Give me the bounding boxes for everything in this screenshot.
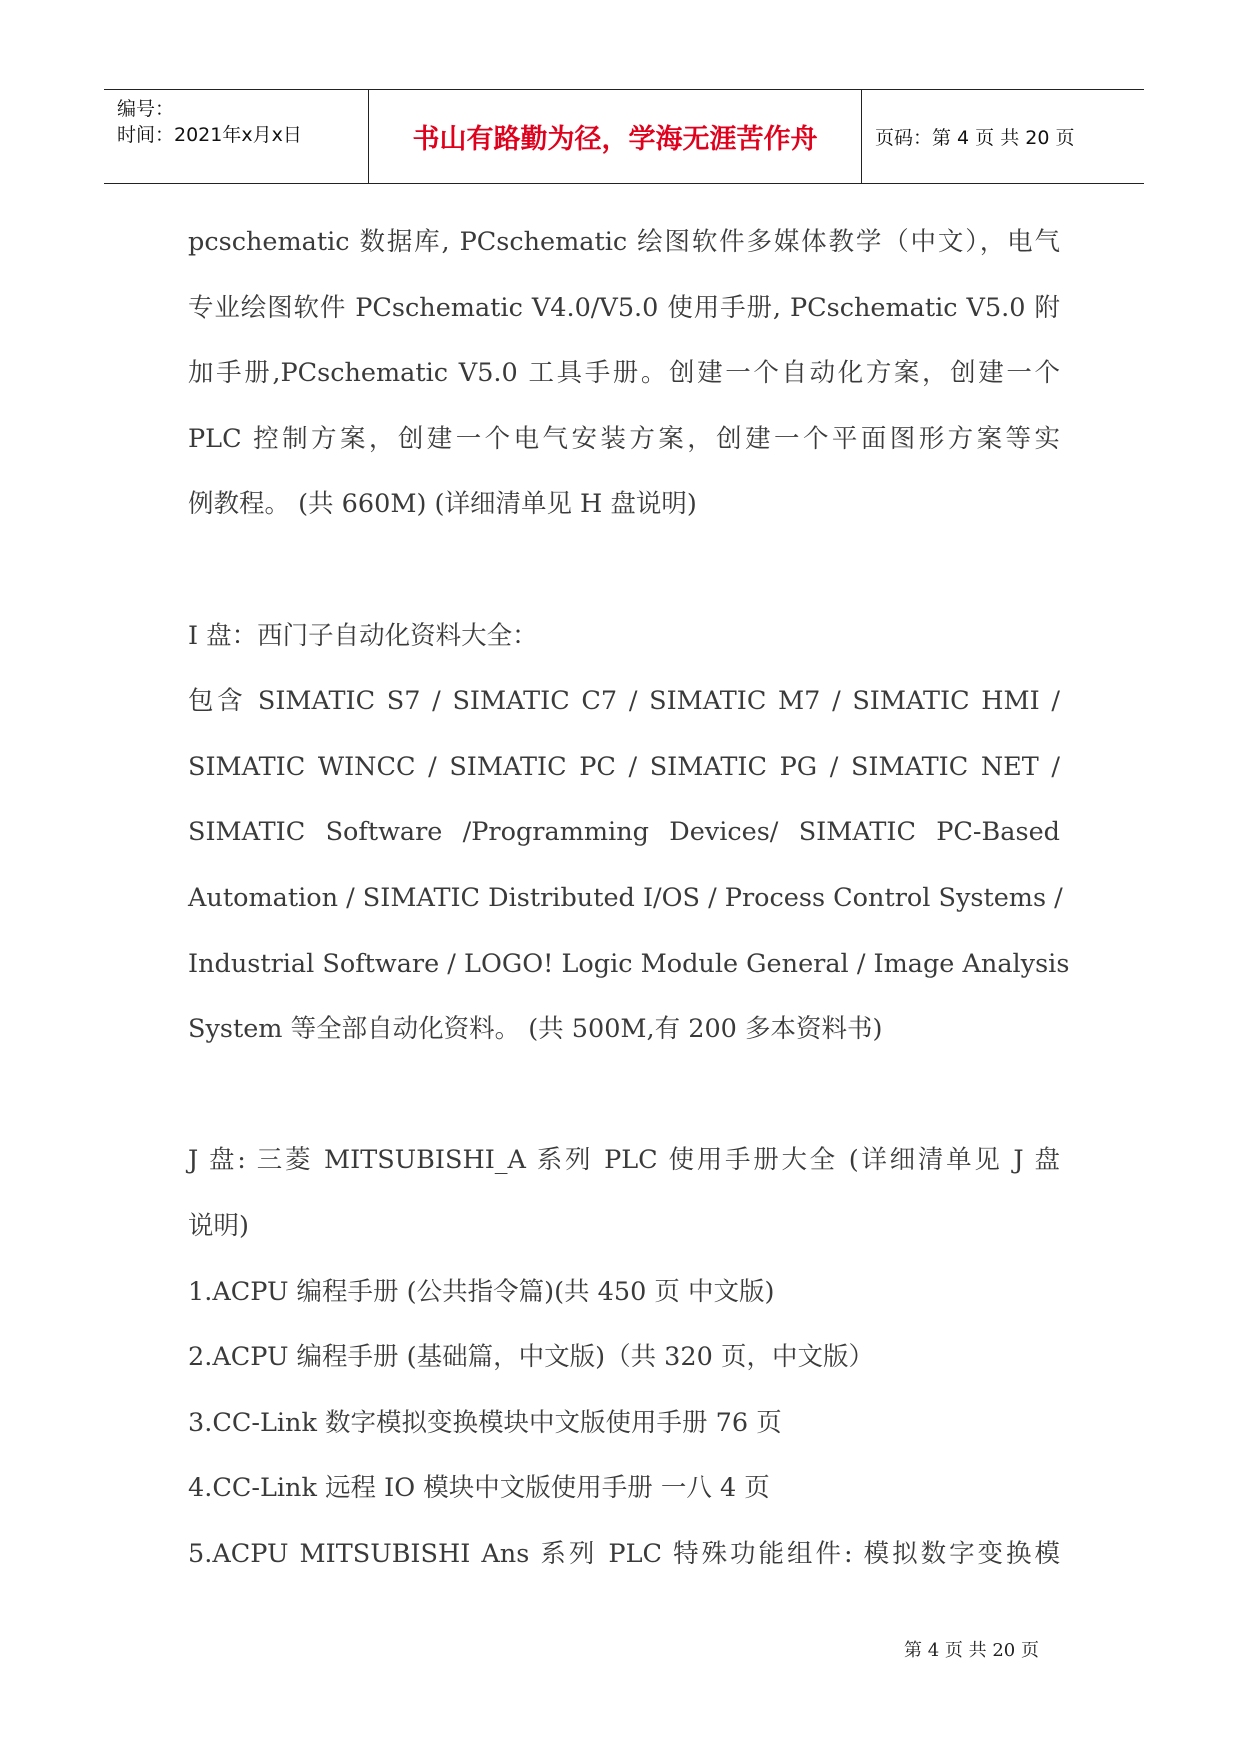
body-line: J 盘: 三菱 MITSUBISHI_A 系列 PLC 使用手册大全 (详细清单见 J 盘	[188, 1145, 1060, 1176]
paragraph-gap	[188, 538, 1060, 604]
page-header	[104, 89, 1144, 184]
body-line: System 等全部自动化资料。 (共 500M,有 200 多本资料书)	[188, 1014, 883, 1045]
paragraph-gap	[188, 1063, 1060, 1129]
body-line: 专业绘图软件 PCschematic V4.0/V5.0 使用手册, PCschematic V5.0 附	[188, 292, 1060, 323]
body-line: 例教程。 (共 660M) (详细清单见 H 盘说明)	[188, 489, 697, 520]
header-time-label: 时间：2021年x月x日	[117, 124, 302, 146]
header-number-label: 编号：	[117, 98, 175, 120]
header-page-label: 页码：第 4 页 共 20 页	[875, 127, 1075, 149]
body-line: PLC 控制方案，创建一个电气安装方案，创建一个平面图形方案等实	[188, 423, 1060, 454]
body-line: 5.ACPU MITSUBISHI Ans 系列 PLC 特殊功能组件: 模拟数字变换模	[188, 1538, 1060, 1569]
body-line: 1.ACPU 编程手册 (公共指令篇)(共 450 页 中文版)	[188, 1276, 775, 1307]
body-line: 2.ACPU 编程手册 (基础篇，中文版)（共 320 页，中文版）	[188, 1342, 874, 1373]
body-line: I 盘：西门子自动化资料大全：	[188, 620, 538, 651]
body-line: pcschematic 数据库, PCschematic 绘图软件多媒体教学（中文），电气	[188, 227, 1060, 257]
body-line: 说明)	[188, 1210, 249, 1241]
page-footer: 第 4 页 共 20 页	[904, 1640, 1039, 1661]
body-line: 包含 SIMATIC S7 / SIMATIC C7 / SIMATIC M7 / SIMATIC HMI /	[188, 686, 1060, 717]
body-line: Automation / SIMATIC Distributed I/OS / Process Control Systems /	[188, 882, 1063, 913]
document-body	[188, 210, 1070, 1587]
header-motto: 书山有路勤为径，学海无涯苦作舟	[368, 90, 862, 183]
body-line: SIMATIC Software /Programming Devices/ SIMATIC PC-Based	[188, 817, 1060, 848]
body-line: SIMATIC WINCC / SIMATIC PC / SIMATIC PG / SIMATIC NET /	[188, 751, 1060, 782]
body-line: 加手册,PCschematic V5.0 工具手册。创建一个自动化方案，创建一个	[188, 358, 1060, 389]
body-line: 4.CC-Link 远程 IO 模块中文版使用手册 一八 4 页	[188, 1473, 770, 1504]
body-line: 3.CC-Link 数字模拟变换模块中文版使用手册 76 页	[188, 1407, 782, 1438]
header-meta	[104, 90, 368, 183]
body-line: Industrial Software / LOGO! Logic Module General / Image Analysis	[188, 948, 1070, 979]
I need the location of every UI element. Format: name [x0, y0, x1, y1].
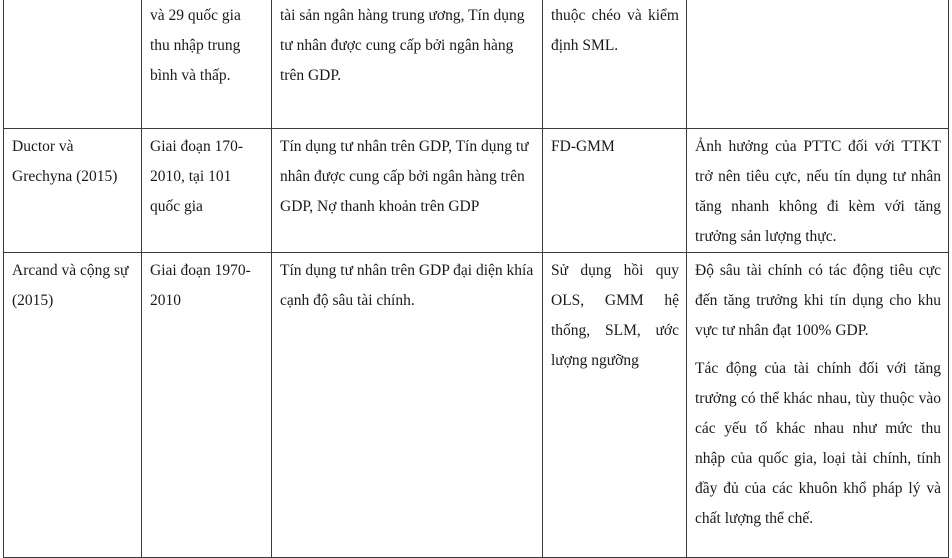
results-cell: [687, 253, 949, 558]
result-paragraph: Ảnh hưởng của PTTC đối với TTKT trở nên tiêu cực, nếu tín dụng tư nhân tăng nhanh không đi kèm với tăng trưởng sản lượng thực.: [695, 138, 941, 245]
variables-cell: Tín dụng tư nhân trên GDP, Tín dụng tư nhân được cung cấp bởi ngân hàng trên GDP, Nợ thanh khoản trên GDP: [272, 129, 543, 253]
variables-cell: tài sản ngân hàng trung ương, Tín dụng tư nhân được cung cấp bởi ngân hàng trên GDP.: [272, 0, 543, 129]
method-cell: thuộc chéo và kiểm định SML.: [543, 0, 687, 129]
variables-cell: Tín dụng tư nhân trên GDP đại diện khía cạnh độ sâu tài chính.: [272, 253, 543, 558]
results-cell: [687, 129, 949, 253]
table-row: [4, 253, 949, 558]
literature-review-table: [3, 0, 949, 558]
scope-cell: và 29 quốc gia thu nhập trung bình và thấp.: [142, 0, 272, 129]
method-cell: Sử dụng hồi quy OLS, GMM hệ thống, SLM, ước lượng ngưỡng: [543, 253, 687, 558]
result-paragraph: Độ sâu tài chính có tác động tiêu cực đến tăng trưởng khi tín dụng cho khu vực tư nhân đạt 100% GDP.: [695, 262, 941, 339]
table-row: [4, 129, 949, 253]
author-cell: Ductor và Grechyna (2015): [4, 129, 142, 253]
results-cell: [687, 0, 949, 129]
scope-cell: Giai đoạn 170-2010, tại 101 quốc gia: [142, 129, 272, 253]
author-cell: [4, 0, 142, 129]
method-cell: FD-GMM: [543, 129, 687, 253]
table-row: [4, 0, 949, 129]
author-cell: Arcand và cộng sự (2015): [4, 253, 142, 558]
scope-cell: Giai đoạn 1970-2010: [142, 253, 272, 558]
result-paragraph: Tác động của tài chính đối với tăng trưởng có thể khác nhau, tùy thuộc vào các yếu tố khác nhau như mức thu nhập của quốc gia, loại tài chính, tính đầy đủ của các khuôn khổ pháp lý và chất lượng thể chế.: [695, 360, 941, 527]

● ● ● ●

> Instructions for the task
Copy out every row above, character for character, and leave out the two picture lines.

> Result
Give me the bounding boxes for everything in this screenshot.
body-line: J 盘: 三菱 MITSUBISHI_A 系列 PLC 使用手册大全 (详细清单见 J 盘	[188, 1145, 1060, 1176]
paragraph-gap	[188, 538, 1060, 604]
page-header	[104, 89, 1144, 184]
body-line: System 等全部自动化资料。 (共 500M,有 200 多本资料书)	[188, 1014, 883, 1045]
paragraph-gap	[188, 1063, 1060, 1129]
body-line: 专业绘图软件 PCschematic V4.0/V5.0 使用手册, PCschematic V5.0 附	[188, 292, 1060, 323]
body-line: 例教程。 (共 660M) (详细清单见 H 盘说明)	[188, 489, 697, 520]
header-time-label: 时间：2021年x月x日	[117, 124, 302, 146]
header-number-label: 编号：	[117, 98, 175, 120]
header-page-label: 页码：第 4 页 共 20 页	[875, 127, 1075, 149]
body-line: PLC 控制方案，创建一个电气安装方案，创建一个平面图形方案等实	[188, 423, 1060, 454]
body-line: 5.ACPU MITSUBISHI Ans 系列 PLC 特殊功能组件: 模拟数字变换模	[188, 1538, 1060, 1569]
body-line: 1.ACPU 编程手册 (公共指令篇)(共 450 页 中文版)	[188, 1276, 775, 1307]
body-line: 2.ACPU 编程手册 (基础篇，中文版)（共 320 页，中文版）	[188, 1342, 874, 1373]
body-line: I 盘：西门子自动化资料大全：	[188, 620, 538, 651]
body-line: pcschematic 数据库, PCschematic 绘图软件多媒体教学（中文），电气	[188, 227, 1060, 257]
body-line: 说明)	[188, 1210, 249, 1241]
page-footer: 第 4 页 共 20 页	[904, 1640, 1039, 1661]
body-line: 包含 SIMATIC S7 / SIMATIC C7 / SIMATIC M7 / SIMATIC HMI /	[188, 686, 1060, 717]
body-line: Automation / SIMATIC Distributed I/OS / Process Control Systems /	[188, 882, 1063, 913]
document-body	[188, 210, 1070, 1587]
header-motto: 书山有路勤为径，学海无涯苦作舟	[368, 90, 862, 183]
body-line: SIMATIC Software /Programming Devices/ SIMATIC PC-Based	[188, 817, 1060, 848]
body-line: SIMATIC WINCC / SIMATIC PC / SIMATIC PG / SIMATIC NET /	[188, 751, 1060, 782]
body-line: 加手册,PCschematic V5.0 工具手册。创建一个自动化方案，创建一个	[188, 358, 1060, 389]
body-line: 4.CC-Link 远程 IO 模块中文版使用手册 一八 4 页	[188, 1473, 770, 1504]
body-line: 3.CC-Link 数字模拟变换模块中文版使用手册 76 页	[188, 1407, 782, 1438]
header-meta	[104, 90, 368, 183]
body-line: Industrial Software / LOGO! Logic Module General / Image Analysis	[188, 948, 1070, 979]
I need the location of every UI element. Format: name [x0, y0, x1, y1].
results-cell: [687, 253, 949, 558]
result-paragraph: Ảnh hưởng của PTTC đối với TTKT trở nên tiêu cực, nếu tín dụng tư nhân tăng nhanh không đi kèm với tăng trưởng sản lượng thực.: [695, 138, 941, 245]
variables-cell: Tín dụng tư nhân trên GDP, Tín dụng tư nhân được cung cấp bởi ngân hàng trên GDP, Nợ thanh khoản trên GDP: [272, 129, 543, 253]
variables-cell: tài sản ngân hàng trung ương, Tín dụng tư nhân được cung cấp bởi ngân hàng trên GDP.: [272, 0, 543, 129]
method-cell: thuộc chéo và kiểm định SML.: [543, 0, 687, 129]
variables-cell: Tín dụng tư nhân trên GDP đại diện khía cạnh độ sâu tài chính.: [272, 253, 543, 558]
results-cell: [687, 129, 949, 253]
table-row: [4, 253, 949, 558]
literature-review-table: [3, 0, 949, 558]
scope-cell: và 29 quốc gia thu nhập trung bình và thấp.: [142, 0, 272, 129]
method-cell: Sử dụng hồi quy OLS, GMM hệ thống, SLM, ước lượng ngưỡng: [543, 253, 687, 558]
result-paragraph: Độ sâu tài chính có tác động tiêu cực đến tăng trưởng khi tín dụng cho khu vực tư nhân đạt 100% GDP.: [695, 262, 941, 339]
table-row: [4, 129, 949, 253]
author-cell: Ductor và Grechyna (2015): [4, 129, 142, 253]
results-cell: [687, 0, 949, 129]
scope-cell: Giai đoạn 170-2010, tại 101 quốc gia: [142, 129, 272, 253]
author-cell: [4, 0, 142, 129]
method-cell: FD-GMM: [543, 129, 687, 253]
table-row: [4, 0, 949, 129]
author-cell: Arcand và cộng sự (2015): [4, 253, 142, 558]
scope-cell: Giai đoạn 1970-2010: [142, 253, 272, 558]
result-paragraph: Tác động của tài chính đối với tăng trưởng có thể khác nhau, tùy thuộc vào các yếu tố khác nhau như mức thu nhập của quốc gia, loại tài chính, tính đầy đủ của các khuôn khổ pháp lý và chất lượng thể chế.: [695, 360, 941, 527]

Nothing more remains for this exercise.